++++ Recorded data

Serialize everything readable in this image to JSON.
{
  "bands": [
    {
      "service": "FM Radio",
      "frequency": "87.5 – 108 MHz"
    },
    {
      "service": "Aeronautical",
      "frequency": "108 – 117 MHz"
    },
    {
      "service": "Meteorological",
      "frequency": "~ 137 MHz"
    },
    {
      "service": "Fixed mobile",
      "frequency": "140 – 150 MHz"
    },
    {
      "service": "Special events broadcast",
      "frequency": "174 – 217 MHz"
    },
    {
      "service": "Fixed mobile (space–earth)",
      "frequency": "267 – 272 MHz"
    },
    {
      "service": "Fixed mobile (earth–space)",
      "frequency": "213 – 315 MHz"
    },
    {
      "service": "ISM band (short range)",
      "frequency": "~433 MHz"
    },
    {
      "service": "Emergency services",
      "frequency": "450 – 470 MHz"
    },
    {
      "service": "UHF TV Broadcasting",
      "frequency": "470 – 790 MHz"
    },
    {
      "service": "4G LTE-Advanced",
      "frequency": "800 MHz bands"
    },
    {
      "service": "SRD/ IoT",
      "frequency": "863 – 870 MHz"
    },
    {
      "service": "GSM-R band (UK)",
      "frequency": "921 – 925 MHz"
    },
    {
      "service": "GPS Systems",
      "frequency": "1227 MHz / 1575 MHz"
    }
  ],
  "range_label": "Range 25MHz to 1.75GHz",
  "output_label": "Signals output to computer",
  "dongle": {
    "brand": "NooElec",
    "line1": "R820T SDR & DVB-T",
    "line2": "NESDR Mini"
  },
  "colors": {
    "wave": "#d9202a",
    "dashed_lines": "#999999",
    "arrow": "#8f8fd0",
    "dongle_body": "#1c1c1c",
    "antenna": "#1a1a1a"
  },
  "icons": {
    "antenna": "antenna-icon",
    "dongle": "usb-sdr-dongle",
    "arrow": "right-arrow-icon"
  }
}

++++++++

» Task statement
Extract all of the data shown above without alteration.

» Finished task
Serialize everything readable in this image to JSON.
{
  "bands": [
    {
      "service": "FM Radio",
      "frequency": "87.5 – 108 MHz"
    },
    {
      "service": "Aeronautical",
      "frequency": "108 – 117 MHz"
    },
    {
      "service": "Meteorological",
      "frequency": "~ 137 MHz"
    },
    {
      "service": "Fixed mobile",
      "frequency": "140 – 150 MHz"
    },
    {
      "service": "Special events broadcast",
      "frequency": "174 – 217 MHz"
    },
    {
      "service": "Fixed mobile (space–earth)",
      "frequency": "267 – 272 MHz"
    },
    {
      "service": "Fixed mobile (earth–space)",
      "frequency": "213 – 315 MHz"
    },
    {
      "service": "ISM band (short range)",
      "frequency": "~433 MHz"
    },
    {
      "service": "Emergency services",
      "frequency": "450 – 470 MHz"
    },
    {
      "service": "UHF TV Broadcasting",
      "frequency": "470 – 790 MHz"
    },
    {
      "service": "4G LTE-Advanced",
      "frequency": "800 MHz bands"
    },
    {
      "service": "SRD/ IoT",
      "frequency": "863 – 870 MHz"
    },
    {
      "service": "GSM-R band (UK)",
      "frequency": "921 – 925 MHz"
    },
    {
      "service": "GPS Systems",
      "frequency": "1227 MHz / 1575 MHz"
    }
  ],
  "range_label": "Range 25MHz to 1.75GHz",
  "output_label": "Signals output to computer",
  "dongle": {
    "brand": "NooElec",
    "line1": "R820T SDR & DVB-T",
    "line2": "NESDR Mini"
  },
  "colors": {
    "wave": "#d9202a",
    "dashed_lines": "#999999",
    "arrow": "#8f8fd0",
    "dongle_body": "#1c1c1c",
    "antenna": "#1a1a1a"
  },
  "icons": {
    "antenna": "antenna-icon",
    "dongle": "usb-sdr-dongle",
    "arrow": "right-arrow-icon"
  }
}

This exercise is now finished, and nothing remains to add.